Requirement:
Copy out the rows below, replacing every "y-tick-label" with "y-axis-tick" and leaving all else unchanged. Leave the pictures out.

## start Material provided

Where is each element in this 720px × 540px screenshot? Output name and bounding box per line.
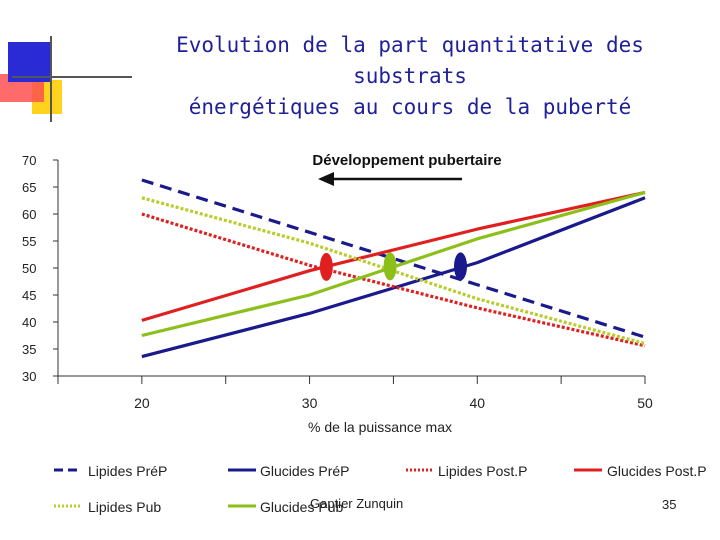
deco-horizontal-line: [12, 76, 132, 78]
legend-swatch-glucides-postp: [574, 468, 602, 472]
slide-title: Evolution de la part quantitative des su…: [120, 30, 700, 123]
y-tick-label: 50: [22, 261, 36, 276]
slide-title-line-2: énergétiques au cours de la puberté: [188, 95, 632, 119]
legend-swatch-glucides-prep: [228, 468, 256, 472]
crossover-marker-0: [319, 252, 333, 281]
legend-swatch-lipides-postp: [406, 468, 434, 472]
y-tick-label: 65: [22, 180, 36, 195]
x-tick-label: 40: [469, 395, 485, 411]
crossover-marker-2: [454, 252, 468, 281]
legend-label-lipides-pub: Lipides Pub: [88, 499, 162, 515]
legend-label-glucides-prep: Glucides PréP: [260, 463, 350, 479]
crossover-marker-1: [383, 252, 397, 281]
legend-swatch-lipides-pub: [54, 504, 82, 508]
y-tick-label: 70: [22, 153, 36, 168]
series-line-0: [141, 178, 646, 339]
legend-swatch-glucides-pub: [228, 504, 256, 508]
y-tick-label: 45: [22, 288, 36, 303]
series-line-3: [141, 190, 646, 322]
annotation-arrow-head: [318, 172, 334, 186]
deco-blue-square: [8, 42, 52, 82]
x-axis-label: % de la puissance max: [308, 419, 452, 435]
x-tick-label: 30: [302, 395, 318, 411]
y-tick-label: 30: [22, 369, 36, 384]
y-tick-label: 40: [22, 315, 36, 330]
series-line-2: [141, 212, 646, 348]
y-tick-label: 60: [22, 207, 36, 222]
legend-label-glucides-postp: Glucides Post.P: [607, 463, 707, 479]
footer-author: Gaptier Zunquin: [310, 496, 404, 511]
legend-swatch-lipides-prep: [54, 468, 82, 472]
y-tick-label: 55: [22, 234, 36, 249]
annotation-developpement-pubertaire: Développement pubertaire: [312, 152, 501, 169]
y-tick-label: 35: [22, 342, 36, 357]
legend-label-glucides-pub: Glucides Pub: [260, 499, 344, 515]
deco-vertical-line: [50, 36, 52, 122]
slide-title-line-1: Evolution de la part quantitative des su…: [176, 33, 644, 88]
legend-label-lipides-postp: Lipides Post.P: [438, 463, 528, 479]
page-number: 35: [662, 497, 677, 512]
legend-label-lipides-prep: Lipides PréP: [88, 463, 168, 479]
x-tick-label: 50: [637, 395, 653, 411]
x-tick-label: 20: [134, 395, 150, 411]
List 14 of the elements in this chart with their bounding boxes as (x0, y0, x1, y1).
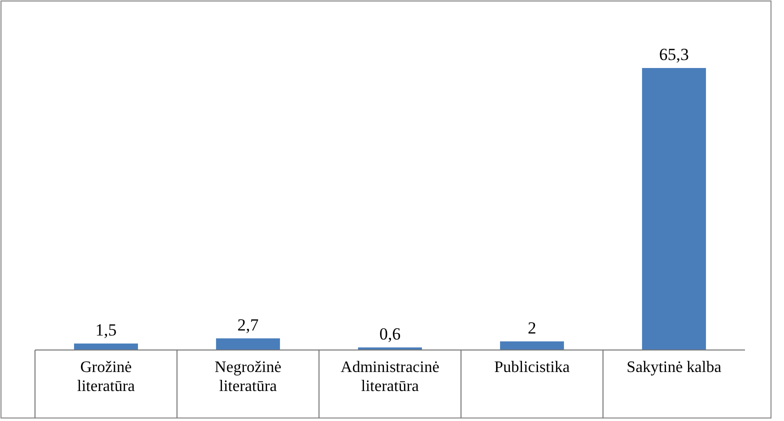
bar (74, 344, 138, 350)
bar (216, 338, 280, 350)
x-tick-label: Negrožinė literatūra (214, 359, 282, 395)
x-tick-label: Publicistika (494, 359, 570, 376)
bar (642, 68, 706, 350)
bar (500, 341, 564, 350)
x-tick-label: Administracinė literatūra (340, 359, 440, 395)
data-label: 0,6 (379, 324, 401, 344)
data-label: 65,3 (659, 45, 689, 64)
x-tick-label: Sakytinė kalba (626, 359, 722, 376)
data-label: 1,5 (95, 320, 117, 340)
x-tick-label: Grožinė literatūra (77, 359, 135, 395)
data-label: 2 (528, 318, 536, 338)
data-label: 2,7 (237, 315, 260, 334)
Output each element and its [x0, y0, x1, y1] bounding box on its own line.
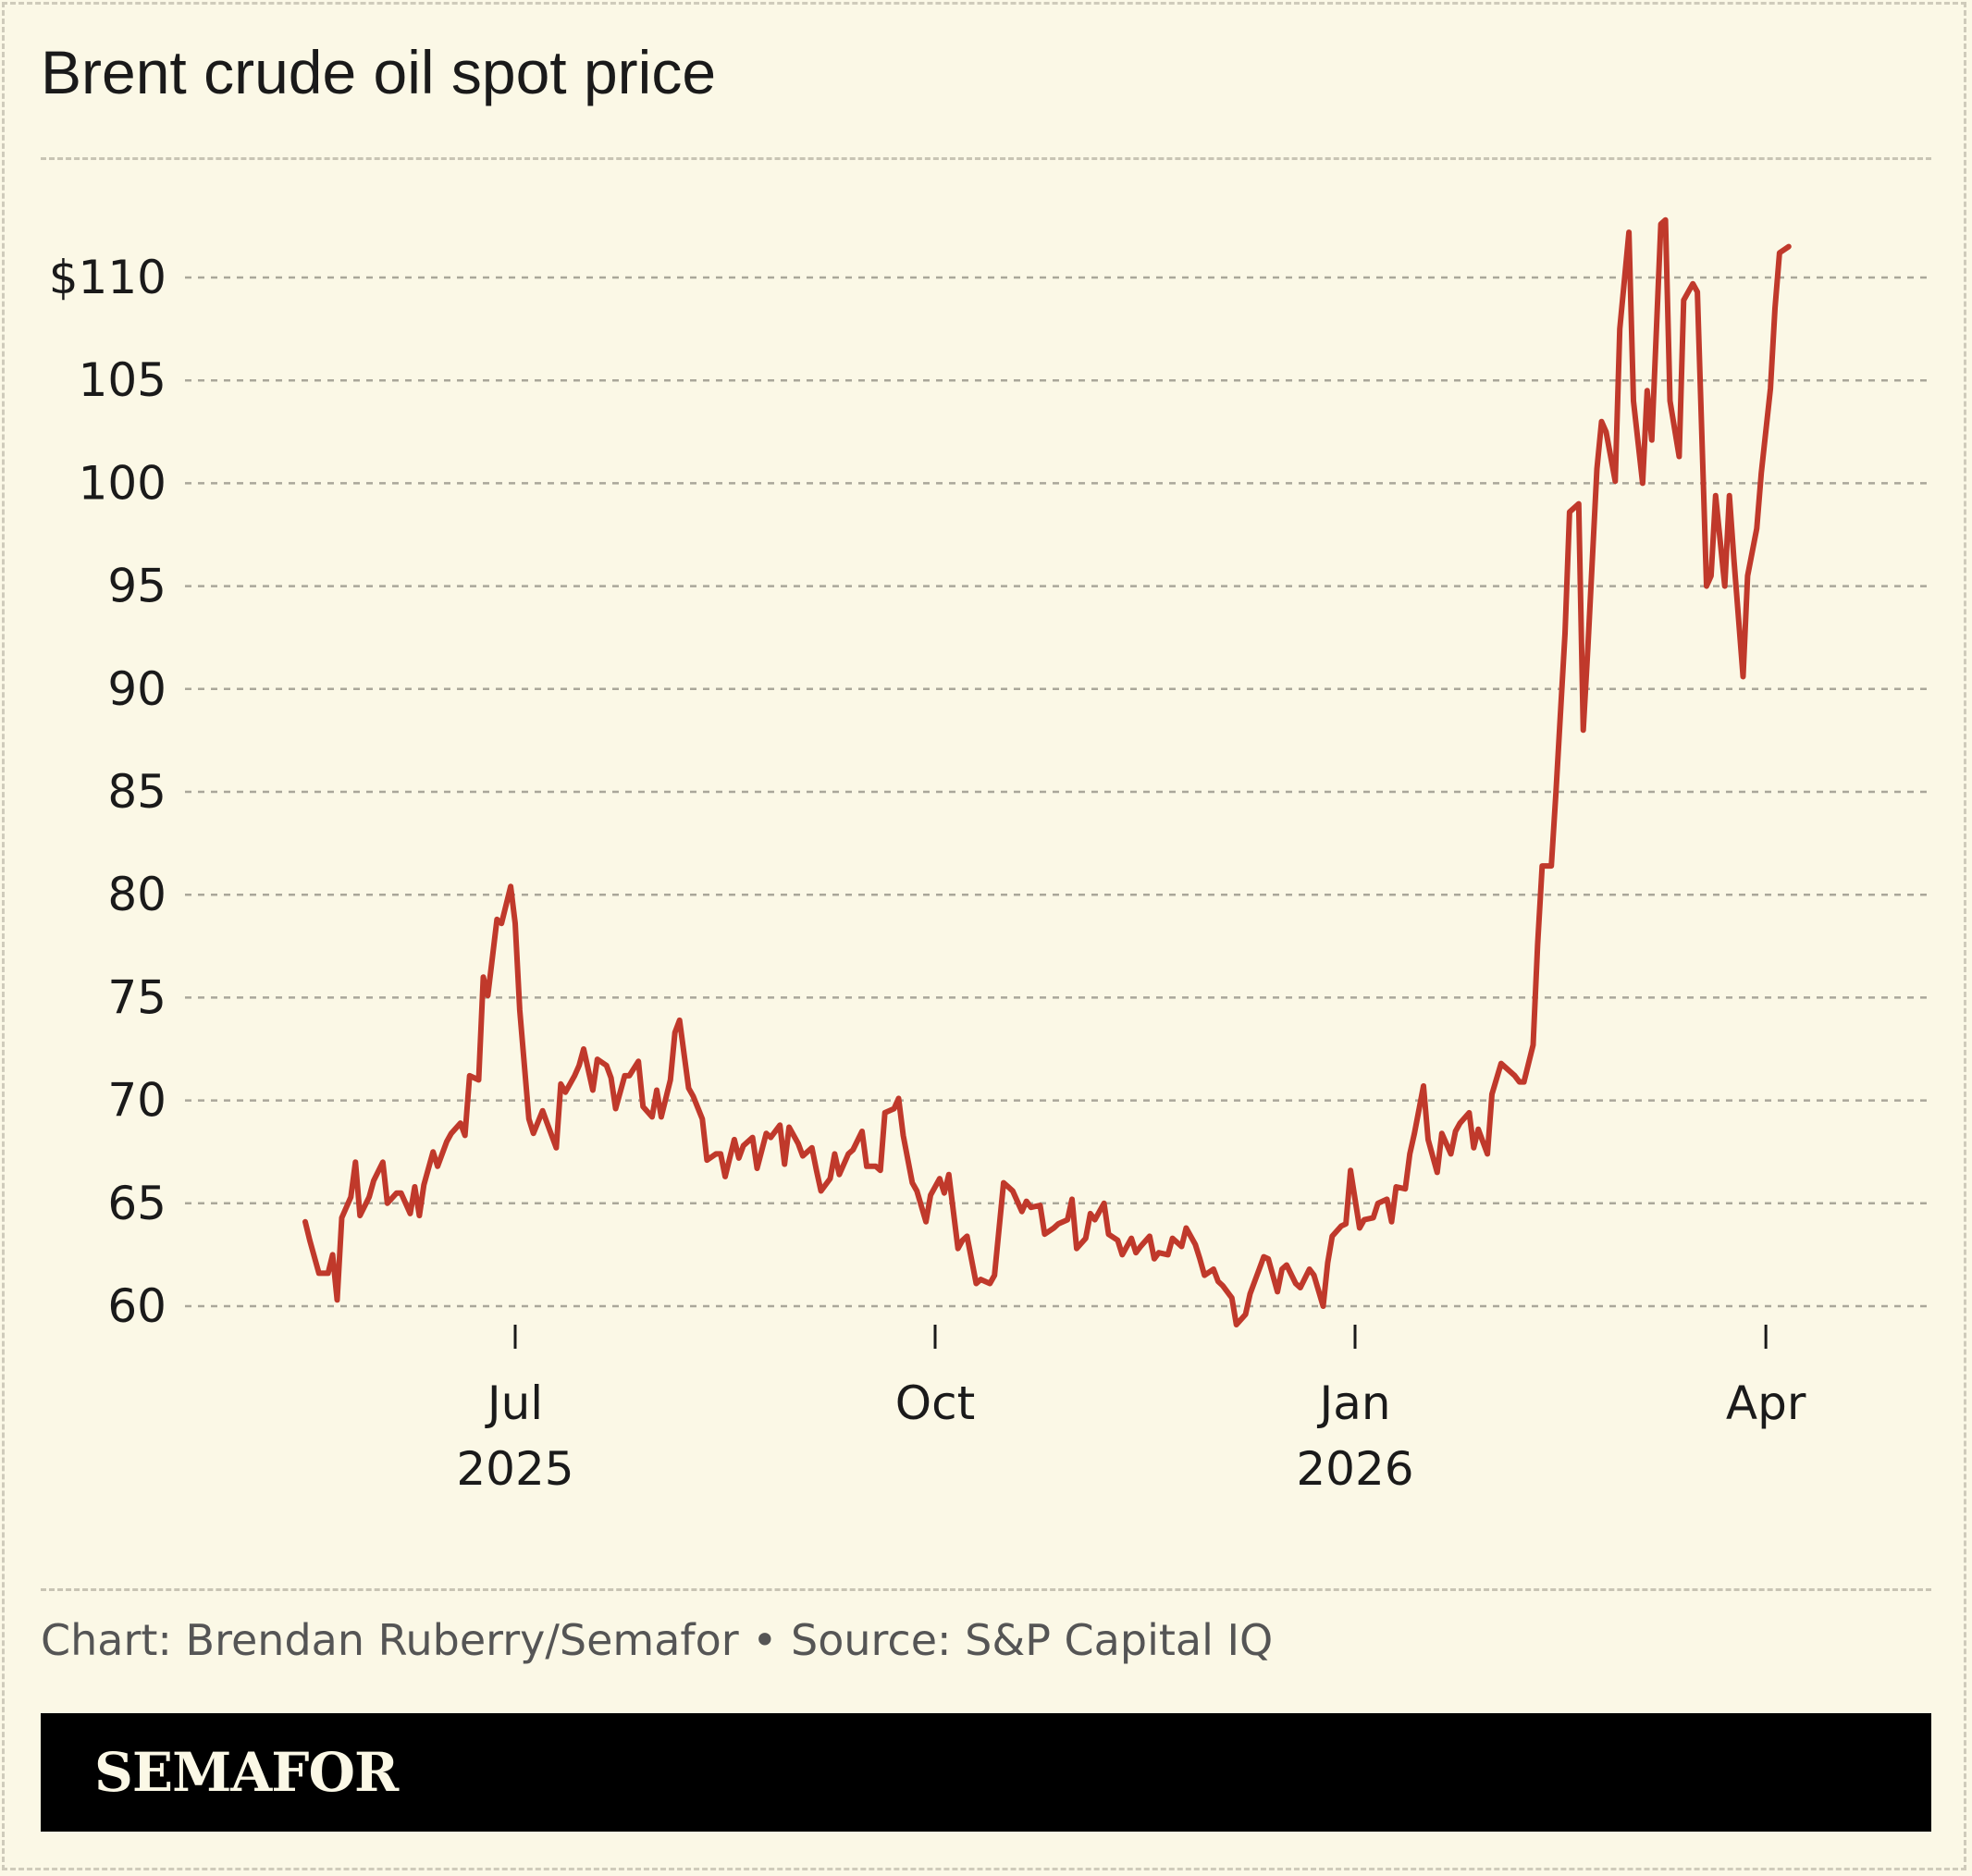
y-tick-label: 85 — [107, 765, 166, 819]
x-tick-year-label: 2025 — [456, 1442, 573, 1496]
gridlines — [185, 276, 1933, 1308]
bottom-divider — [41, 1588, 1931, 1591]
y-tick-label: 75 — [107, 970, 166, 1024]
top-divider — [41, 157, 1931, 160]
x-tick-year-label: 2026 — [1296, 1442, 1413, 1496]
y-tick-label: 105 — [79, 353, 166, 407]
y-tick-label: 80 — [107, 868, 166, 921]
series-layer — [302, 216, 1792, 1327]
y-tick-label: 95 — [107, 560, 166, 613]
y-axis-labels: 60 65 70 75 80 85 90 95 100 105 $110 — [49, 251, 166, 1333]
series-line-brent — [302, 216, 1792, 1327]
y-tick-label: 60 — [107, 1279, 166, 1333]
y-tick-label: 100 — [79, 456, 166, 510]
brand-logo: SEMAFOR — [94, 1741, 399, 1804]
y-tick-label: $110 — [49, 251, 166, 304]
line-chart: 60 65 70 75 80 85 90 95 100 105 $110 Jul 2025 Oct Jan… — [49, 216, 1933, 1496]
chart-title: Brent crude oil spot price — [41, 38, 717, 106]
y-tick-label: 70 — [107, 1074, 166, 1128]
brand-bar: SEMAFOR — [41, 1713, 1931, 1832]
x-tick-label: Oct — [895, 1376, 975, 1430]
x-tick-label: Jul — [485, 1376, 543, 1430]
x-tick-label: Jan — [1316, 1376, 1390, 1430]
x-tick-label: Apr — [1726, 1376, 1806, 1430]
y-tick-label: 90 — [107, 662, 166, 716]
x-axis: Jul 2025 Oct Jan 2026 Apr — [456, 1325, 1806, 1496]
y-tick-label: 65 — [107, 1177, 166, 1230]
source-credit: Chart: Brendan Ruberry/Semafor • Source:… — [41, 1615, 1274, 1665]
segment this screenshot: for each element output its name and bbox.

## end Material provided

Result:
Where is each element in this 720px × 540px screenshot? Output name and bounding box per line.
deco-horizontal-line: [12, 76, 132, 78]
legend-swatch-glucides-postp: [574, 468, 602, 472]
slide-title: Evolution de la part quantitative des su…: [120, 30, 700, 123]
y-axis-tick: 50: [22, 261, 36, 276]
slide-title-line-2: énergétiques au cours de la puberté: [188, 95, 632, 119]
legend-swatch-glucides-prep: [228, 468, 256, 472]
crossover-marker-0: [319, 252, 333, 281]
legend-swatch-lipides-postp: [406, 468, 434, 472]
y-axis-tick: 65: [22, 180, 36, 195]
x-tick-label: 40: [469, 395, 485, 411]
crossover-marker-2: [454, 252, 468, 281]
legend-label-lipides-pub: Lipides Pub: [88, 499, 162, 515]
legend-label-glucides-prep: Glucides PréP: [260, 463, 350, 479]
crossover-marker-1: [383, 252, 397, 281]
legend-swatch-lipides-pub: [54, 504, 82, 508]
y-axis-tick: 70: [22, 153, 36, 168]
series-line-0: [141, 178, 646, 339]
legend-swatch-glucides-pub: [228, 504, 256, 508]
y-axis-tick: 45: [22, 288, 36, 303]
series-line-3: [141, 190, 646, 322]
annotation-arrow-head: [318, 172, 334, 186]
deco-blue-square: [8, 42, 52, 82]
x-axis-label: % de la puissance max: [308, 419, 452, 435]
x-tick-label: 30: [302, 395, 318, 411]
y-axis-tick: 30: [22, 369, 36, 384]
y-axis-tick: 40: [22, 315, 36, 330]
series-line-2: [141, 212, 646, 348]
y-axis-tick: 60: [22, 207, 36, 222]
legend-label-glucides-postp: Glucides Post.P: [607, 463, 707, 479]
footer-author: Gaptier Zunquin: [310, 496, 404, 511]
legend-swatch-lipides-prep: [54, 468, 82, 472]
y-axis-tick: 55: [22, 234, 36, 249]
annotation-developpement-pubertaire: Développement pubertaire: [312, 152, 501, 169]
y-axis-tick: 35: [22, 342, 36, 357]
legend-label-glucides-pub: Glucides Pub: [260, 499, 344, 515]
deco-vertical-line: [50, 36, 52, 122]
slide-title-line-1: Evolution de la part quantitative des su…: [176, 33, 644, 88]
legend-label-lipides-postp: Lipides Post.P: [438, 463, 528, 479]
page-number: 35: [662, 497, 677, 512]
legend-label-lipides-prep: Lipides PréP: [88, 463, 168, 479]
x-tick-label: 50: [637, 395, 653, 411]
x-tick-label: 20: [134, 395, 150, 411]
List 14 of the elements in this chart with their bounding boxes as (x0, y0, x1, y1).
bar (74, 344, 138, 350)
bar (216, 338, 280, 350)
x-tick-label: Negrožinė literatūra (214, 359, 282, 395)
x-tick-label: Publicistika (494, 359, 570, 376)
bar (642, 68, 706, 350)
bar (500, 341, 564, 350)
x-tick-label: Administracinė literatūra (340, 359, 440, 395)
data-label: 0,6 (379, 324, 401, 344)
data-label: 65,3 (659, 45, 689, 64)
x-tick-label: Sakytinė kalba (626, 359, 722, 376)
data-label: 1,5 (95, 320, 117, 340)
x-tick-label: Grožinė literatūra (77, 359, 135, 395)
data-label: 2 (528, 318, 536, 338)
data-label: 2,7 (237, 315, 260, 334)
Output each element and its [x0, y0, x1, y1] bounding box on its own line.
y-axis-tick: 85 — [107, 765, 166, 819]
x-tick-year-label: 2025 — [456, 1442, 573, 1496]
gridlines — [185, 276, 1933, 1308]
bottom-divider — [41, 1588, 1931, 1591]
y-axis-tick: 75 — [107, 970, 166, 1024]
top-divider — [41, 157, 1931, 160]
x-tick-year-label: 2026 — [1296, 1442, 1413, 1496]
y-axis-tick: 105 — [79, 353, 166, 407]
y-axis-tick: 80 — [107, 868, 166, 921]
series-layer — [302, 216, 1792, 1327]
y-axis-tick: 95 — [107, 560, 166, 613]
y-axis-labels: 60 65 70 75 80 85 90 95 100 105 $110 — [49, 251, 166, 1333]
series-line-brent — [302, 216, 1792, 1327]
y-axis-tick: 60 — [107, 1279, 166, 1333]
y-axis-tick: 100 — [79, 456, 166, 510]
brand-logo: SEMAFOR — [94, 1741, 399, 1804]
y-axis-tick: $110 — [49, 251, 166, 304]
line-chart: 60 65 70 75 80 85 90 95 100 105 $110 Jul 2025 Oct Jan… — [49, 216, 1933, 1496]
chart-title: Brent crude oil spot price — [41, 38, 717, 106]
y-axis-tick: 70 — [107, 1074, 166, 1128]
brand-bar: SEMAFOR — [41, 1713, 1931, 1832]
x-tick-label: Oct — [895, 1376, 975, 1430]
x-tick-label: Jul — [485, 1376, 543, 1430]
x-tick-label: Jan — [1316, 1376, 1390, 1430]
x-tick-label: Apr — [1726, 1376, 1806, 1430]
y-axis-tick: 90 — [107, 662, 166, 716]
x-axis: Jul 2025 Oct Jan 2026 Apr — [456, 1325, 1806, 1496]
y-axis-tick: 65 — [107, 1177, 166, 1230]
source-credit: Chart: Brendan Ruberry/Semafor • Source:… — [41, 1615, 1274, 1665]
segment this screenshot: for each element output its name and bbox.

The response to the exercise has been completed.